REQUIRED WORK →
Find the lines below that contain the string "Ralph". Copy each one.

——————————

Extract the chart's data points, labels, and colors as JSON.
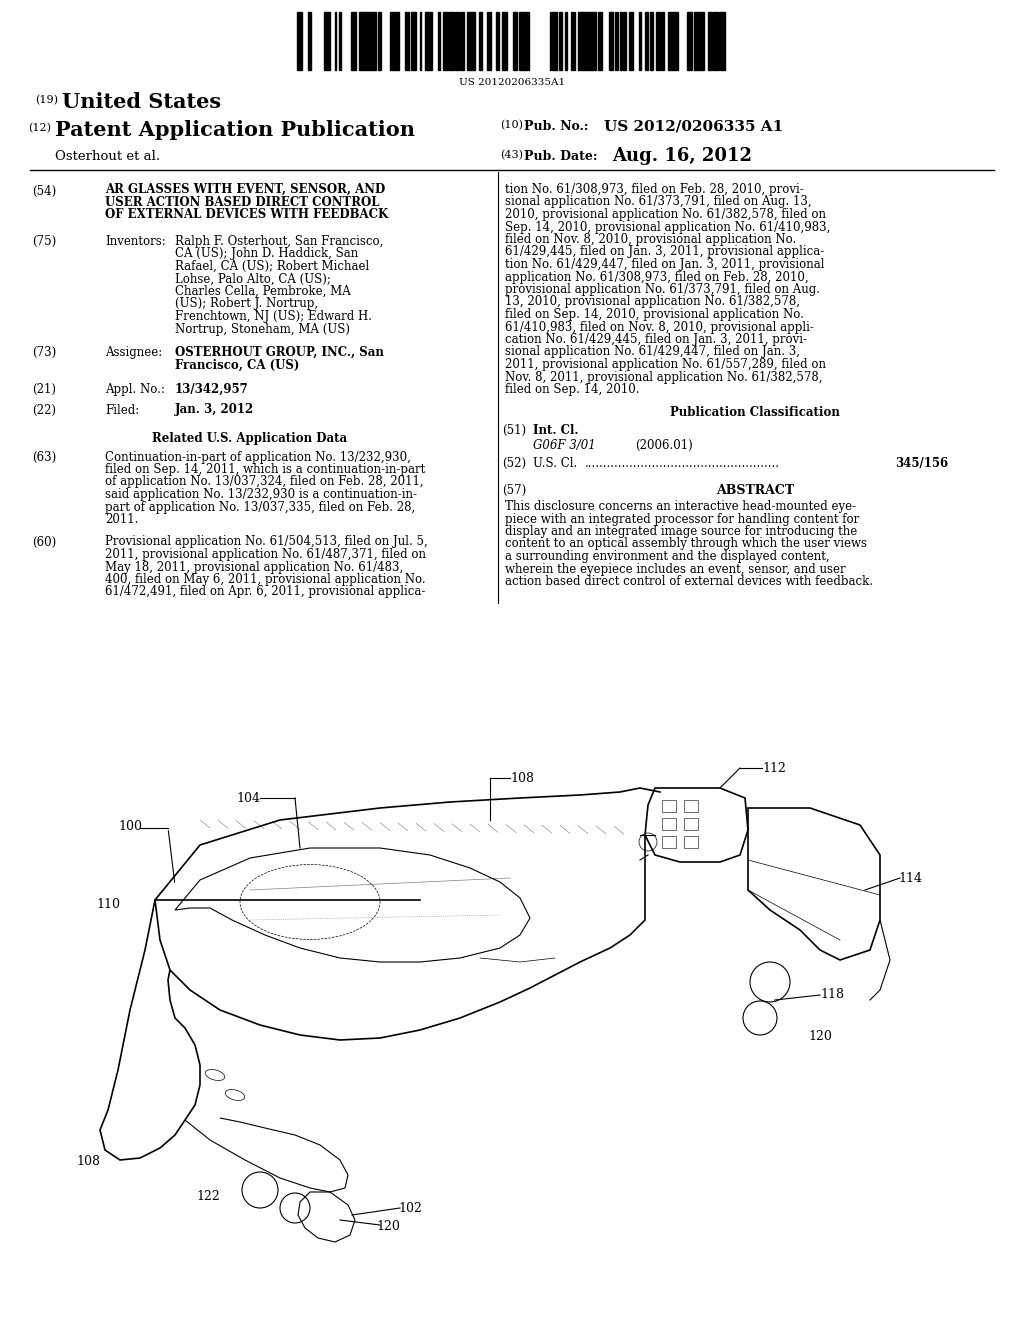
{
  "background_color": "#ffffff",
  "barcode_text": "US 20120206335A1",
  "field54_title_line1": "AR GLASSES WITH EVENT, SENSOR, AND",
  "field54_title_line2": "USER ACTION BASED DIRECT CONTROL",
  "field54_title_line3": "OF EXTERNAL DEVICES WITH FEEDBACK",
  "inventors_bold": [
    "Ralph F. Osterhout",
    "John D. Haddick",
    "Robert Michael",
    "Lohse",
    "Charles Cella",
    "Robert J. Nortrup,",
    "Edward H.",
    "Nortrup"
  ],
  "field75_value_lines": [
    "Ralph F. Osterhout, San Francisco,",
    "CA (US); John D. Haddick, San",
    "Rafael, CA (US); Robert Michael",
    "Lohse, Palo Alto, CA (US);",
    "Charles Cella, Pembroke, MA",
    "(US); Robert J. Nortrup,",
    "Frenchtown, NJ (US); Edward H.",
    "Nortrup, Stoneham, MA (US)"
  ],
  "field73_value_lines": [
    "OSTERHOUT GROUP, INC., San",
    "Francisco, CA (US)"
  ],
  "field21_value": "13/342,957",
  "field22_value": "Jan. 3, 2012",
  "field63_value_lines": [
    "Continuation-in-part of application No. 13/232,930,",
    "filed on Sep. 14, 2011, which is a continuation-in-part",
    "of application No. 13/037,324, filed on Feb. 28, 2011,",
    "said application No. 13/232,930 is a continuation-in-",
    "part of application No. 13/037,335, filed on Feb. 28,",
    "2011."
  ],
  "field60_value_lines": [
    "Provisional application No. 61/504,513, filed on Jul. 5,",
    "2011, provisional application No. 61/487,371, filed on",
    "May 18, 2011, provisional application No. 61/483,",
    "400, filed on May 6, 2011, provisional application No.",
    "61/472,491, filed on Apr. 6, 2011, provisional applica-"
  ],
  "right_col_lines": [
    "tion No. 61/308,973, filed on Feb. 28, 2010, provi-",
    "sional application No. 61/373,791, filed on Aug. 13,",
    "2010, provisional application No. 61/382,578, filed on",
    "Sep. 14, 2010, provisional application No. 61/410,983,",
    "filed on Nov. 8, 2010, provisional application No.",
    "61/429,445, filed on Jan. 3, 2011, provisional applica-",
    "tion No. 61/429,447, filed on Jan. 3, 2011, provisional",
    "application No. 61/308,973, filed on Feb. 28, 2010,",
    "provisional application No. 61/373,791, filed on Aug.",
    "13, 2010, provisional application No. 61/382,578,",
    "filed on Sep. 14, 2010, provisional application No.",
    "61/410,983, filed on Nov. 8, 2010, provisional appli-",
    "cation No. 61/429,445, filed on Jan. 3, 2011, provi-",
    "sional application No. 61/429,447, filed on Jan. 3,",
    "2011, provisional application No. 61/557,289, filed on",
    "Nov. 8, 2011, provisional application No. 61/382,578,",
    "filed on Sep. 14, 2010."
  ],
  "field51_value": "G06F 3/01",
  "field51_year": "(2006.01)",
  "field52_value": "345/156",
  "abstract_lines": [
    "This disclosure concerns an interactive head-mounted eye-",
    "piece with an integrated processor for handling content for",
    "display and an integrated image source for introducing the",
    "content to an optical assembly through which the user views",
    "a surrounding environment and the displayed content,",
    "wherein the eyepiece includes an event, sensor, and user",
    "action based direct control of external devices with feedback."
  ]
}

——————————

FINISHED TASK →
    "Ralph F. Osterhout",
    "Ralph F. Osterhout, San Francisco,",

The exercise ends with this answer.